Directions: Update the stretch of data from its start through the line containing "histogram-bar-5 <box>671 436 699 705</box>" by swapping "Mean" for "Average". Return only those lines, with everything else unchanged.

-- begin Materials provided --

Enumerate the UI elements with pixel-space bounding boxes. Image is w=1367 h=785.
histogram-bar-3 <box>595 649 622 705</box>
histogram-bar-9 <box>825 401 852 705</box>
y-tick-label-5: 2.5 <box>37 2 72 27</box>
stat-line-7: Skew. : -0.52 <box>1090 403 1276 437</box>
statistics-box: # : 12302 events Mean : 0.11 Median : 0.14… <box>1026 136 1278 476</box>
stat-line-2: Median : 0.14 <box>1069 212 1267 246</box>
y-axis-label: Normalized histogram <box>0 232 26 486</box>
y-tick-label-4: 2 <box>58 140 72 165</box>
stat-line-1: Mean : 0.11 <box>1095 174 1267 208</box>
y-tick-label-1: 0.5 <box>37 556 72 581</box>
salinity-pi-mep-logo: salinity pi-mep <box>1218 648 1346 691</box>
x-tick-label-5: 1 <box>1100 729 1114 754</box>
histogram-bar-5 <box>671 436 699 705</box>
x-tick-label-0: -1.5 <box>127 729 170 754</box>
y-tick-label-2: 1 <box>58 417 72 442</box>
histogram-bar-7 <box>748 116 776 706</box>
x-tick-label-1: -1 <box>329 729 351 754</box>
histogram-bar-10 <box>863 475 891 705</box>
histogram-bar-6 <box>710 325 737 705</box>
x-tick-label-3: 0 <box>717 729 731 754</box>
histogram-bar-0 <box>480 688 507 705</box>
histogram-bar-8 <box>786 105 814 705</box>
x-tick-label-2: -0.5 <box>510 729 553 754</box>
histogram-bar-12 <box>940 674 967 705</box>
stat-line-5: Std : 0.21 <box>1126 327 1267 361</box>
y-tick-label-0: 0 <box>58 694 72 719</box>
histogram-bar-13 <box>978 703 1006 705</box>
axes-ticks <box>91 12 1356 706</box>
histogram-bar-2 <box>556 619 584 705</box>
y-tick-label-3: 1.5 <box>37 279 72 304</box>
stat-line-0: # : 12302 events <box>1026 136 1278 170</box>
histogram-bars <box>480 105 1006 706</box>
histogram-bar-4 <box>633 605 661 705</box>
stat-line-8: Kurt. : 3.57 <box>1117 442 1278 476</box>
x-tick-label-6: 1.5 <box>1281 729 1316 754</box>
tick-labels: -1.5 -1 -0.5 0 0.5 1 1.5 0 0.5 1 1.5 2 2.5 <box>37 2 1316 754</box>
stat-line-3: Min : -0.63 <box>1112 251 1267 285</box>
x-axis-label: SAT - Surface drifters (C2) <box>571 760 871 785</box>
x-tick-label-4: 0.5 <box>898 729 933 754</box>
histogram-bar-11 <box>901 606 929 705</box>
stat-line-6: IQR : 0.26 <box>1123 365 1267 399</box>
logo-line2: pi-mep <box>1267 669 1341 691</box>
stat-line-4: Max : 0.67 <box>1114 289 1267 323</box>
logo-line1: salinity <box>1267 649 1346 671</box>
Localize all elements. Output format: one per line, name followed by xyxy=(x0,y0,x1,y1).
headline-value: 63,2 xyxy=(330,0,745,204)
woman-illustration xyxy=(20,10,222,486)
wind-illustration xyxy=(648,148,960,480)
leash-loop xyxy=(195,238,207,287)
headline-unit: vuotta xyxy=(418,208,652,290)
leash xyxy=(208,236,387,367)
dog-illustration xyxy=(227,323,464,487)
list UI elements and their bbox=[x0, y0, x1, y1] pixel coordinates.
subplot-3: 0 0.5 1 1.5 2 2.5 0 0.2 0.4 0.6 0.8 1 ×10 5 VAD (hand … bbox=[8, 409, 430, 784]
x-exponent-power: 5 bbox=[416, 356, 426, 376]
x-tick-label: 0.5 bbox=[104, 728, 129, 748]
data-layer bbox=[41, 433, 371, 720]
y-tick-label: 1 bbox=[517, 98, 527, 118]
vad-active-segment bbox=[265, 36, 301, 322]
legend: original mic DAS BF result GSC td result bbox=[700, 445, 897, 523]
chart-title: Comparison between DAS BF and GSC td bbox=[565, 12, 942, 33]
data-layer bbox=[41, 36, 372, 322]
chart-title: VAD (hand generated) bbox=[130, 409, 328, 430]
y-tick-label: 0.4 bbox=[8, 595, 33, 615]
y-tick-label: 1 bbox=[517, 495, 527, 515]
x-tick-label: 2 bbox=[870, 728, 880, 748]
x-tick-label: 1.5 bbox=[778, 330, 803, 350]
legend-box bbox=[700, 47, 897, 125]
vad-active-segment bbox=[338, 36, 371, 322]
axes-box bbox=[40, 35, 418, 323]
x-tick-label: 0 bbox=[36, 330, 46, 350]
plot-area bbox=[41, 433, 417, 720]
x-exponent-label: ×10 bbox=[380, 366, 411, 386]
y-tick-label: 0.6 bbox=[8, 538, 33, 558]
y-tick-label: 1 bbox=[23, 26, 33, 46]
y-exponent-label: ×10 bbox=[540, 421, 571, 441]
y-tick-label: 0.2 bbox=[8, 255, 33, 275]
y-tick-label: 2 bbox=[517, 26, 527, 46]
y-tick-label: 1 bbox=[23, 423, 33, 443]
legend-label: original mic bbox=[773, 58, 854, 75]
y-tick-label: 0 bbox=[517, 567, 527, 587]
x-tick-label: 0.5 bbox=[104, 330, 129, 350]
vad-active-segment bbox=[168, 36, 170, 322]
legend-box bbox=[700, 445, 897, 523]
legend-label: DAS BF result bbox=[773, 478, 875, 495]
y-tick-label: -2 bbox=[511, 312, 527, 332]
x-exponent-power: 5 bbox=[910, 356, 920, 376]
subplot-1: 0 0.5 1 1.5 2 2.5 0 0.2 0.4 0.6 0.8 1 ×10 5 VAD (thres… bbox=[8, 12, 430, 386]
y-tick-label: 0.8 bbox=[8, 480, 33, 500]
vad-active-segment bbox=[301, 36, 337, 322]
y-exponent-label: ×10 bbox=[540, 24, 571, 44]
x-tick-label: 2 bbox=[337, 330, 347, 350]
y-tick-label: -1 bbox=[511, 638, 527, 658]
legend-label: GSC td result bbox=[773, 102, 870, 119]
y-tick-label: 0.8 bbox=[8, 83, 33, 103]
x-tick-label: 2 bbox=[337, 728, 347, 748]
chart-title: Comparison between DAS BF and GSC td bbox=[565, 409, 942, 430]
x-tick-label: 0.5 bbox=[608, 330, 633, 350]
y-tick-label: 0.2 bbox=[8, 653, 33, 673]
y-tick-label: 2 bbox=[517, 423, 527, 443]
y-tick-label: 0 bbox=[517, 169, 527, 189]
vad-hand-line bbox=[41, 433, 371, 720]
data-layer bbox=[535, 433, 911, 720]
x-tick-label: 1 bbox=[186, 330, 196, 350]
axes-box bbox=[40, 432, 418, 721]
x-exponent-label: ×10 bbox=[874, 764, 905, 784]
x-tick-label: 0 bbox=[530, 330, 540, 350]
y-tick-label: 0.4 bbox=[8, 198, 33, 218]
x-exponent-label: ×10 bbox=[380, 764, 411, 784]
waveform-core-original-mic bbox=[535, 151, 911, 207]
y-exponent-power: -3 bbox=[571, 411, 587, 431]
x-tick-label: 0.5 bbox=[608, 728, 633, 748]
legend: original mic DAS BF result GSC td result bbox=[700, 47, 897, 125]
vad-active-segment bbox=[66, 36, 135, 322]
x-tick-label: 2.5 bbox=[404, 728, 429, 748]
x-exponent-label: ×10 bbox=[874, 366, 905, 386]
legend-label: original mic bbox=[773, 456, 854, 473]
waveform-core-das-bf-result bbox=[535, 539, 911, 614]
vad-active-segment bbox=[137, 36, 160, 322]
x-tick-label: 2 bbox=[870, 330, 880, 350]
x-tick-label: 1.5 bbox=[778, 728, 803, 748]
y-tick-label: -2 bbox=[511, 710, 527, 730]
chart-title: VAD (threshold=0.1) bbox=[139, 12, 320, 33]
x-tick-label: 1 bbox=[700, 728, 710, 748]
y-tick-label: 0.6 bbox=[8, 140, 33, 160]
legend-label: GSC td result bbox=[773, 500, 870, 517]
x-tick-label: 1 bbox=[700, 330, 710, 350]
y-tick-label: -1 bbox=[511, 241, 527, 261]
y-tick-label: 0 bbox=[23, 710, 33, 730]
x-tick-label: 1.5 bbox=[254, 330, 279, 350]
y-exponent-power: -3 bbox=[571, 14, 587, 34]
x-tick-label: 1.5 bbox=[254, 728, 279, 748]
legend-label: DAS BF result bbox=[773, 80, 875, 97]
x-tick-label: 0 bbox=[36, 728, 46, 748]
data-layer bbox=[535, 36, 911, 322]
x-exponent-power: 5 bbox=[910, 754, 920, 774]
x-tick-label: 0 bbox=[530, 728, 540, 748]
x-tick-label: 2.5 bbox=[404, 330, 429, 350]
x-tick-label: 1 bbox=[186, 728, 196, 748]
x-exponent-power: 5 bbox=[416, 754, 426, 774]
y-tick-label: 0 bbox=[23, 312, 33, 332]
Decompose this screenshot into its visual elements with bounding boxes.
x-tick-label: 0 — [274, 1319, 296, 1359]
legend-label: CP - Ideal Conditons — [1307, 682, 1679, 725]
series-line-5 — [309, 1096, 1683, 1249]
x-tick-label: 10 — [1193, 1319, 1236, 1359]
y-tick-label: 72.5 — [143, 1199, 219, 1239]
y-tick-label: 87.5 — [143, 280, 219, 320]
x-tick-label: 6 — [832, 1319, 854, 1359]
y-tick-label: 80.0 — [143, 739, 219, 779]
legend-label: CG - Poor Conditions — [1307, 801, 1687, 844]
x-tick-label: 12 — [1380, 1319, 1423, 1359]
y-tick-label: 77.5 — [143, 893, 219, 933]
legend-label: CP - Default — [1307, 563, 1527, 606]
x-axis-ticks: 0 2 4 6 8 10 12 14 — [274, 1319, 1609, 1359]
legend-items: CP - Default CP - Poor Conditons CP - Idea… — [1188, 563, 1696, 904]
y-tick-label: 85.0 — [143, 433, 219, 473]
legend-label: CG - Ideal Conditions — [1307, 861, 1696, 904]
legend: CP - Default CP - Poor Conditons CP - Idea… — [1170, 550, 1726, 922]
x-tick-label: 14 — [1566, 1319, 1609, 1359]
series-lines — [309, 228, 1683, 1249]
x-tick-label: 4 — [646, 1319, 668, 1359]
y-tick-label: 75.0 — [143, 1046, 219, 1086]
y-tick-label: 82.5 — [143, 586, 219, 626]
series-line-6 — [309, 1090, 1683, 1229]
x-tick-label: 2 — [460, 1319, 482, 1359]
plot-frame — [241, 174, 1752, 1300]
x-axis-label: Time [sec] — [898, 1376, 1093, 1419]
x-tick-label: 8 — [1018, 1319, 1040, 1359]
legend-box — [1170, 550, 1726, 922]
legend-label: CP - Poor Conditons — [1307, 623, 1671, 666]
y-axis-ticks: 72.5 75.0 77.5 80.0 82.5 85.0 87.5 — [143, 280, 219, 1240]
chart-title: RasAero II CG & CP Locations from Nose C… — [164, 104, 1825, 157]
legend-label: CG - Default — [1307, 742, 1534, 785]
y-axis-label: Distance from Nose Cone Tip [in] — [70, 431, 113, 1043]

-- end Materials provided --

The answer:
Enumerate the UI elements with pixel-space bounding boxes. Image is w=1367 h=785.
histogram-bar-3 <box>595 649 622 705</box>
histogram-bar-9 <box>825 401 852 705</box>
y-tick-label-5: 2.5 <box>37 2 72 27</box>
stat-line-7: Skew. : -0.52 <box>1090 403 1276 437</box>
statistics-box: # : 12302 events Average : 0.11 Median : 0.14… <box>1026 136 1278 476</box>
stat-line-2: Median : 0.14 <box>1069 212 1267 246</box>
y-axis-label: Normalized histogram <box>0 232 26 486</box>
y-tick-label-4: 2 <box>58 140 72 165</box>
stat-line-1: Average : 0.11 <box>1095 174 1267 208</box>
y-tick-label-1: 0.5 <box>37 556 72 581</box>
salinity-pi-mep-logo: salinity pi-mep <box>1218 648 1346 691</box>
x-tick-label-5: 1 <box>1100 729 1114 754</box>
histogram-bar-5 <box>671 436 699 705</box>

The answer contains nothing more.